Given exercise: Write out the records below once more, exactly as they stand.

Records excerpted from a collection:
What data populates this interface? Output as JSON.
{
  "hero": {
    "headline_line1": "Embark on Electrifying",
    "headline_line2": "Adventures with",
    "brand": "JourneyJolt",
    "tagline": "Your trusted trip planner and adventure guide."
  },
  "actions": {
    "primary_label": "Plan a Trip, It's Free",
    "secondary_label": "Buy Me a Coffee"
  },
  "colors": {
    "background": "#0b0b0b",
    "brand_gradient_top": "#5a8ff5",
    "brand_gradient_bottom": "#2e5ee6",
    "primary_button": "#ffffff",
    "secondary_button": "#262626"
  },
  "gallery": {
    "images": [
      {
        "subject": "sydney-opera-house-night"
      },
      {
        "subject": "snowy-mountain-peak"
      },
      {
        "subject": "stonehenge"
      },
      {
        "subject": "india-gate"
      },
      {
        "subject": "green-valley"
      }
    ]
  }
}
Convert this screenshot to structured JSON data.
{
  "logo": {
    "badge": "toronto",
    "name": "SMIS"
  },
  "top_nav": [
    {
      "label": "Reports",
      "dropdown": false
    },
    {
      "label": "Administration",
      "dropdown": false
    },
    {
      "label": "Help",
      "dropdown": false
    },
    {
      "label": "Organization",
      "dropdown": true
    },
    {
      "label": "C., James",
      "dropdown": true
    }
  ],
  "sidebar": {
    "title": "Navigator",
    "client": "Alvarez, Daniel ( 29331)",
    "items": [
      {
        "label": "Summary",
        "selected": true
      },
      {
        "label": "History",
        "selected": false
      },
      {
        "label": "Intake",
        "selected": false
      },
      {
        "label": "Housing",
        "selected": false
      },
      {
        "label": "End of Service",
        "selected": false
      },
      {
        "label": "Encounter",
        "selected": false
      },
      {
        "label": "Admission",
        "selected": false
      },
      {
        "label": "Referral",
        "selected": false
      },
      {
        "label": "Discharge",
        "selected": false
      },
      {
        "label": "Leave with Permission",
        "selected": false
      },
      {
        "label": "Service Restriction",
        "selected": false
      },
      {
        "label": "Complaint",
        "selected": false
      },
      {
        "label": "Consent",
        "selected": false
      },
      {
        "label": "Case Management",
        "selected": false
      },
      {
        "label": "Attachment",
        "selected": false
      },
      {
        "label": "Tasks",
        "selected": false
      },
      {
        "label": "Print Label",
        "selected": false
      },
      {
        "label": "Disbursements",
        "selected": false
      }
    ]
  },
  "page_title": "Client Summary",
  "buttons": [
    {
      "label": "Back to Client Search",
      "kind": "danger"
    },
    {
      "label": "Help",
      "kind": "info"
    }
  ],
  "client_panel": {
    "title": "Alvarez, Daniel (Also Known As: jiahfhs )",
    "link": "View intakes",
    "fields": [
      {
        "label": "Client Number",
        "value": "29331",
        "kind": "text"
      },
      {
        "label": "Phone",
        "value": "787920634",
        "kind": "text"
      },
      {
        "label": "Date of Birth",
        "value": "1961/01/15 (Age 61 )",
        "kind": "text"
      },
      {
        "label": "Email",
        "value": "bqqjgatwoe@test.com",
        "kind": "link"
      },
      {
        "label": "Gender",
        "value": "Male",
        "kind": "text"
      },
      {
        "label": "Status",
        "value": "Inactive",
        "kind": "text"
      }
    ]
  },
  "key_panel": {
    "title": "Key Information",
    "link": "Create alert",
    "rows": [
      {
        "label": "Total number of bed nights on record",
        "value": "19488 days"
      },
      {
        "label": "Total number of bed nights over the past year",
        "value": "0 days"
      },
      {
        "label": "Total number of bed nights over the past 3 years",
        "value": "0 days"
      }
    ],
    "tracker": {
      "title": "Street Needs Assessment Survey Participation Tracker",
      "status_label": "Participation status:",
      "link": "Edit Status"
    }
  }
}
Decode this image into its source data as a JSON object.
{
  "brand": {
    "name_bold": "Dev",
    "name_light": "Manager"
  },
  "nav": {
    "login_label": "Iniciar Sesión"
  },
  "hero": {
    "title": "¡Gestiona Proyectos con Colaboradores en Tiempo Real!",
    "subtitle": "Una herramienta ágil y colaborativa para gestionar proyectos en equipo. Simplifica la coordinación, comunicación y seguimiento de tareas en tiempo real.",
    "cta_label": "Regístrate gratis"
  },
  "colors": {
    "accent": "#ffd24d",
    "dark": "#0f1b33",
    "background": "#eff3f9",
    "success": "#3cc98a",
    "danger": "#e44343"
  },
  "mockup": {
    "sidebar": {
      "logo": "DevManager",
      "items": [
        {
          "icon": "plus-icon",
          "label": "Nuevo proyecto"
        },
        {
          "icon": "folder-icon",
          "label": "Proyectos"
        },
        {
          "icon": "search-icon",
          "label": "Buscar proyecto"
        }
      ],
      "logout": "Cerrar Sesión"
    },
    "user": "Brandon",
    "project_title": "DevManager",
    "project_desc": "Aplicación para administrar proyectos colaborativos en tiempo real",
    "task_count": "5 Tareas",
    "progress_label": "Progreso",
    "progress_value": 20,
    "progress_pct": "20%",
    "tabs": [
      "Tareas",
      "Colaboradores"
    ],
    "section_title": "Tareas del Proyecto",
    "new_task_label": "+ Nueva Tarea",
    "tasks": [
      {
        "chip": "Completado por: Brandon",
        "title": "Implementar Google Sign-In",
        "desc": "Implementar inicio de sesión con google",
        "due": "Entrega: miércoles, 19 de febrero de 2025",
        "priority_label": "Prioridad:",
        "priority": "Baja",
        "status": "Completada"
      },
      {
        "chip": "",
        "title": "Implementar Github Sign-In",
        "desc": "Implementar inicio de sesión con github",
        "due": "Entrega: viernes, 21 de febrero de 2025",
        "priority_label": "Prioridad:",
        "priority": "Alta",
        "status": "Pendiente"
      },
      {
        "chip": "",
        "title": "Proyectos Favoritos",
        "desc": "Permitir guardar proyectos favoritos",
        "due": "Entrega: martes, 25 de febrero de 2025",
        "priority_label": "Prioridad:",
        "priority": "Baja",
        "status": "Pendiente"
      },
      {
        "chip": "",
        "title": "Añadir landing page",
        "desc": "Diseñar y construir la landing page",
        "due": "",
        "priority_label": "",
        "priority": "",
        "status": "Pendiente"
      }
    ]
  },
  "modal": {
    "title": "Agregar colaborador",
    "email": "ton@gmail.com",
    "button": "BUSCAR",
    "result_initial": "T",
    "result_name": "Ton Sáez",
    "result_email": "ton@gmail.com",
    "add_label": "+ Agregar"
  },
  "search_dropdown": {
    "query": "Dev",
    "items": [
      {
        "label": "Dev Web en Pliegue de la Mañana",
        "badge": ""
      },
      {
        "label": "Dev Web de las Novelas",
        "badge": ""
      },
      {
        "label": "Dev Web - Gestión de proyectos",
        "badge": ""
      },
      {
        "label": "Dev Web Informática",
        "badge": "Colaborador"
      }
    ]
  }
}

Result:
What data populates this interface? Output as JSON.
{
  "hero": {
    "headline_line1": "Embark on Electrifying",
    "headline_line2": "Adventures with",
    "brand": "JourneyJolt",
    "tagline": "Your trusted trip planner and adventure guide."
  },
  "actions": {
    "primary_label": "Plan a Trip, It's Free",
    "secondary_label": "Buy Me a Coffee"
  },
  "colors": {
    "background": "#0b0b0b",
    "brand_gradient_top": "#5a8ff5",
    "brand_gradient_bottom": "#2e5ee6",
    "primary_button": "#ffffff",
    "secondary_button": "#262626"
  },
  "gallery": {
    "images": [
      {
        "subject": "sydney-opera-house-night"
      },
      {
        "subject": "snowy-mountain-peak"
      },
      {
        "subject": "stonehenge"
      },
      {
        "subject": "india-gate"
      },
      {
        "subject": "green-valley"
      }
    ]
  }
}
Convert this screenshot to structured JSON data.
{
  "logo": {
    "badge": "toronto",
    "name": "SMIS"
  },
  "top_nav": [
    {
      "label": "Reports",
      "dropdown": false
    },
    {
      "label": "Administration",
      "dropdown": false
    },
    {
      "label": "Help",
      "dropdown": false
    },
    {
      "label": "Organization",
      "dropdown": true
    },
    {
      "label": "C., James",
      "dropdown": true
    }
  ],
  "sidebar": {
    "title": "Navigator",
    "client": "Alvarez, Daniel ( 29331)",
    "items": [
      {
        "label": "Summary",
        "selected": true
      },
      {
        "label": "History",
        "selected": false
      },
      {
        "label": "Intake",
        "selected": false
      },
      {
        "label": "Housing",
        "selected": false
      },
      {
        "label": "End of Service",
        "selected": false
      },
      {
        "label": "Encounter",
        "selected": false
      },
      {
        "label": "Admission",
        "selected": false
      },
      {
        "label": "Referral",
        "selected": false
      },
      {
        "label": "Discharge",
        "selected": false
      },
      {
        "label": "Leave with Permission",
        "selected": false
      },
      {
        "label": "Service Restriction",
        "selected": false
      },
      {
        "label": "Complaint",
        "selected": false
      },
      {
        "label": "Consent",
        "selected": false
      },
      {
        "label": "Case Management",
        "selected": false
      },
      {
        "label": "Attachment",
        "selected": false
      },
      {
        "label": "Tasks",
        "selected": false
      },
      {
        "label": "Print Label",
        "selected": false
      },
      {
        "label": "Disbursements",
        "selected": false
      }
    ]
  },
  "page_title": "Client Summary",
  "buttons": [
    {
      "label": "Back to Client Search",
      "kind": "danger"
    },
    {
      "label": "Help",
      "kind": "info"
    }
  ],
  "client_panel": {
    "title": "Alvarez, Daniel (Also Known As: jiahfhs )",
    "link": "View intakes",
    "fields": [
      {
        "label": "Client Number",
        "value": "29331",
        "kind": "text"
      },
      {
        "label": "Phone",
        "value": "787920634",
        "kind": "text"
      },
      {
        "label": "Date of Birth",
        "value": "1961/01/15 (Age 61 )",
        "kind": "text"
      },
      {
        "label": "Email",
        "value": "bqqjgatwoe@test.com",
        "kind": "link"
      },
      {
        "label": "Gender",
        "value": "Male",
        "kind": "text"
      },
      {
        "label": "Status",
        "value": "Inactive",
        "kind": "text"
      }
    ]
  },
  "key_panel": {
    "title": "Key Information",
    "link": "Create alert",
    "rows": [
      {
        "label": "Total number of bed nights on record",
        "value": "19488 days"
      },
      {
        "label": "Total number of bed nights over the past year",
        "value": "0 days"
      },
      {
        "label": "Total number of bed nights over the past 3 years",
        "value": "0 days"
      }
    ],
    "tracker": {
      "title": "Street Needs Assessment Survey Participation Tracker",
      "status_label": "Participation status:",
      "link": "Edit Status"
    }
  }
}
Decode this image into its source data as a JSON object.
{
  "brand": {
    "name_bold": "Dev",
    "name_light": "Manager"
  },
  "nav": {
    "login_label": "Iniciar Sesión"
  },
  "hero": {
    "title": "¡Gestiona Proyectos con Colaboradores en Tiempo Real!",
    "subtitle": "Una herramienta ágil y colaborativa para gestionar proyectos en equipo. Simplifica la coordinación, comunicación y seguimiento de tareas en tiempo real.",
    "cta_label": "Regístrate gratis"
  },
  "colors": {
    "accent": "#ffd24d",
    "dark": "#0f1b33",
    "background": "#eff3f9",
    "success": "#3cc98a",
    "danger": "#e44343"
  },
  "mockup": {
    "sidebar": {
      "logo": "DevManager",
      "items": [
        {
          "icon": "plus-icon",
          "label": "Nuevo proyecto"
        },
        {
          "icon": "folder-icon",
          "label": "Proyectos"
        },
        {
          "icon": "search-icon",
          "label": "Buscar proyecto"
        }
      ],
      "logout": "Cerrar Sesión"
    },
    "user": "Brandon",
    "project_title": "DevManager",
    "project_desc": "Aplicación para administrar proyectos colaborativos en tiempo real",
    "task_count": "5 Tareas",
    "progress_label": "Progreso",
    "progress_value": 20,
    "progress_pct": "20%",
    "tabs": [
      "Tareas",
      "Colaboradores"
    ],
    "section_title": "Tareas del Proyecto",
    "new_task_label": "+ Nueva Tarea",
    "tasks": [
      {
        "chip": "Completado por: Brandon",
        "title": "Implementar Google Sign-In",
        "desc": "Implementar inicio de sesión con google",
        "due": "Entrega: miércoles, 19 de febrero de 2025",
        "priority_label": "Prioridad:",
        "priority": "Baja",
        "status": "Completada"
      },
      {
        "chip": "",
        "title": "Implementar Github Sign-In",
        "desc": "Implementar inicio de sesión con github",
        "due": "Entrega: viernes, 21 de febrero de 2025",
        "priority_label": "Prioridad:",
        "priority": "Alta",
        "status": "Pendiente"
      },
      {
        "chip": "",
        "title": "Proyectos Favoritos",
        "desc": "Permitir guardar proyectos favoritos",
        "due": "Entrega: martes, 25 de febrero de 2025",
        "priority_label": "Prioridad:",
        "priority": "Baja",
        "status": "Pendiente"
      },
      {
        "chip": "",
        "title": "Añadir landing page",
        "desc": "Diseñar y construir la landing page",
        "due": "",
        "priority_label": "",
        "priority": "",
        "status": "Pendiente"
      }
    ]
  },
  "modal": {
    "title": "Agregar colaborador",
    "email": "ton@gmail.com",
    "button": "BUSCAR",
    "result_initial": "T",
    "result_name": "Ton Sáez",
    "result_email": "ton@gmail.com",
    "add_label": "+ Agregar"
  },
  "search_dropdown": {
    "query": "Dev",
    "items": [
      {
        "label": "Dev Web en Pliegue de la Mañana",
        "badge": ""
      },
      {
        "label": "Dev Web de las Novelas",
        "badge": ""
      },
      {
        "label": "Dev Web - Gestión de proyectos",
        "badge": ""
      },
      {
        "label": "Dev Web Informática",
        "badge": "Colaborador"
      }
    ]
  }
}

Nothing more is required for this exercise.